Stored dataset items:
[start]
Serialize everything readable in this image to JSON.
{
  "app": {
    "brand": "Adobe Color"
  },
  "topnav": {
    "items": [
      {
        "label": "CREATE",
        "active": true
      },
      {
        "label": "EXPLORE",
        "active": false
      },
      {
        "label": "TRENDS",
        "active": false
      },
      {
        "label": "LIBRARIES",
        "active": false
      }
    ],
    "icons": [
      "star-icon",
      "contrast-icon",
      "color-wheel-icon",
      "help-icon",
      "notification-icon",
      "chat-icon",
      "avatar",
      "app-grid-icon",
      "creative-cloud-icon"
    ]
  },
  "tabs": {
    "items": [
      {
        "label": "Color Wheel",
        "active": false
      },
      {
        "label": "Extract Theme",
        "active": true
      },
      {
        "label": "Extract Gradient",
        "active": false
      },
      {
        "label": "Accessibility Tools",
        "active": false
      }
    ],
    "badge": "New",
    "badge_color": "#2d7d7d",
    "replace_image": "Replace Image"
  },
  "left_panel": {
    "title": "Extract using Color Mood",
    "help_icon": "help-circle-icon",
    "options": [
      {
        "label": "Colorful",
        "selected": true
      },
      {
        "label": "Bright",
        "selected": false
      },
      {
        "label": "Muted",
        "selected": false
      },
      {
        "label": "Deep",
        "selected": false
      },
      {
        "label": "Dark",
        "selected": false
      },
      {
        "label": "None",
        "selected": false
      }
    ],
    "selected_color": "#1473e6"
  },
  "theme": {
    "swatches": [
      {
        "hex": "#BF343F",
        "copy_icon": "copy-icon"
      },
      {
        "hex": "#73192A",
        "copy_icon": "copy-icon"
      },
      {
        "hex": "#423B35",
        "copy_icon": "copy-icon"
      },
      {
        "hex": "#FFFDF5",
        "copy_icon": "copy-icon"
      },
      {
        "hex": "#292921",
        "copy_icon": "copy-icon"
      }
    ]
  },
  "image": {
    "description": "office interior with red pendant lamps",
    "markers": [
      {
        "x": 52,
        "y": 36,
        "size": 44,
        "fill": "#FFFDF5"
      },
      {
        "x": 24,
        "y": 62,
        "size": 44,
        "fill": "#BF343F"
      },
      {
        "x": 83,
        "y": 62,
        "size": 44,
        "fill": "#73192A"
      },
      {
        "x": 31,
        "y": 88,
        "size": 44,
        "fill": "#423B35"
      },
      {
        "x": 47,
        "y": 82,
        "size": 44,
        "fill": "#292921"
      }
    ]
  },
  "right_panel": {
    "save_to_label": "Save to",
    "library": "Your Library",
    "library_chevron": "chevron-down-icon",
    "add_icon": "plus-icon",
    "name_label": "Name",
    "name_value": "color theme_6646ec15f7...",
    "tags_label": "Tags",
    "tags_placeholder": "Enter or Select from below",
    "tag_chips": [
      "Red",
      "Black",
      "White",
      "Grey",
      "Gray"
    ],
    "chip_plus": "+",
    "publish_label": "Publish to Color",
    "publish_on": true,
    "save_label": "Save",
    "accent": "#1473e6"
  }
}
[end]
[start]
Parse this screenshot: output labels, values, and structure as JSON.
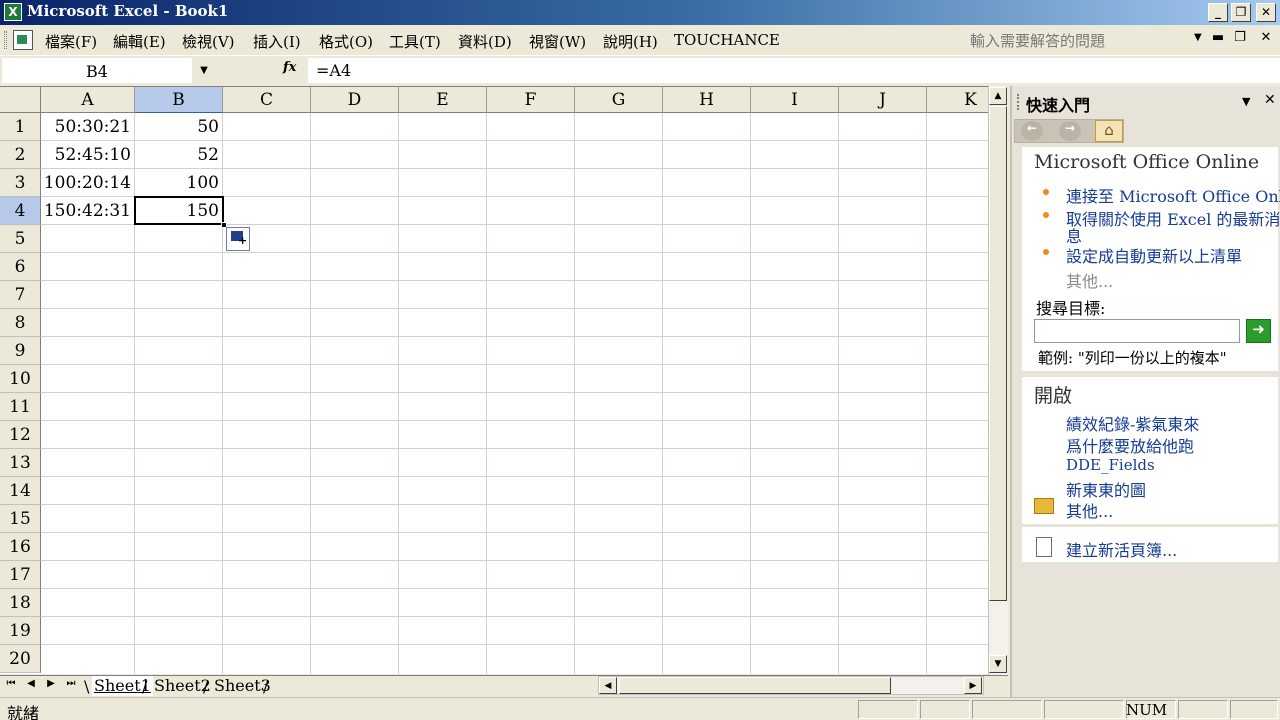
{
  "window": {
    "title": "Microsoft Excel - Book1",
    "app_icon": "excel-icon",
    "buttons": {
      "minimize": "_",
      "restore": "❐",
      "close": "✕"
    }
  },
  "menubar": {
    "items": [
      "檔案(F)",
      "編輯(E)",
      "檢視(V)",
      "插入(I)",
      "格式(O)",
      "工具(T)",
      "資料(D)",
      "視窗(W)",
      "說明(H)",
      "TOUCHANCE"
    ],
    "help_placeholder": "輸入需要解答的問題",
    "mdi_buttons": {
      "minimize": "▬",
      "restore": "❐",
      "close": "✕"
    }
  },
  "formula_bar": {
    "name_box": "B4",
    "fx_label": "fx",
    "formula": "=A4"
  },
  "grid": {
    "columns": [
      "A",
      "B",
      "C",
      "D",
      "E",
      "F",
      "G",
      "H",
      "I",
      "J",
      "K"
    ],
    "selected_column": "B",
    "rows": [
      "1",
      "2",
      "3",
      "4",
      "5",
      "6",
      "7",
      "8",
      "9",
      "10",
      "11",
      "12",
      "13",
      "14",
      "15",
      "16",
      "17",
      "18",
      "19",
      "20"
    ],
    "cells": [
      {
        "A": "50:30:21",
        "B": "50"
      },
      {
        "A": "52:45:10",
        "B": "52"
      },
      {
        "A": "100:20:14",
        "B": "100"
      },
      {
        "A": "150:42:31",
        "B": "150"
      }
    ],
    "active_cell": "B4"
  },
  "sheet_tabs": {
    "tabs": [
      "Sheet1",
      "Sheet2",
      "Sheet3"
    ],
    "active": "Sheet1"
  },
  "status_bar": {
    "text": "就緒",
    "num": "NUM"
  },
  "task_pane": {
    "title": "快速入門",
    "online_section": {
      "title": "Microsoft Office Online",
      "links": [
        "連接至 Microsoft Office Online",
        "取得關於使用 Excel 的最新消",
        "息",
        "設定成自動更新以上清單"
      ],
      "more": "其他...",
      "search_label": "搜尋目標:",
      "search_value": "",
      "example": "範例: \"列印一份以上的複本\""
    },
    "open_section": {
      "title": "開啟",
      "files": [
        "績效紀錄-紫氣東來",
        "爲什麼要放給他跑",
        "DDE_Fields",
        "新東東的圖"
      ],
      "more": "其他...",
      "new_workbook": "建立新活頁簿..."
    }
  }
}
[end]
*Task goal*. Please list every line of the records that contains "this".

*Exercise solution*.
Serialize everything readable in this image to JSON.
Parse this screenshot: output labels, values, and structure as JSON.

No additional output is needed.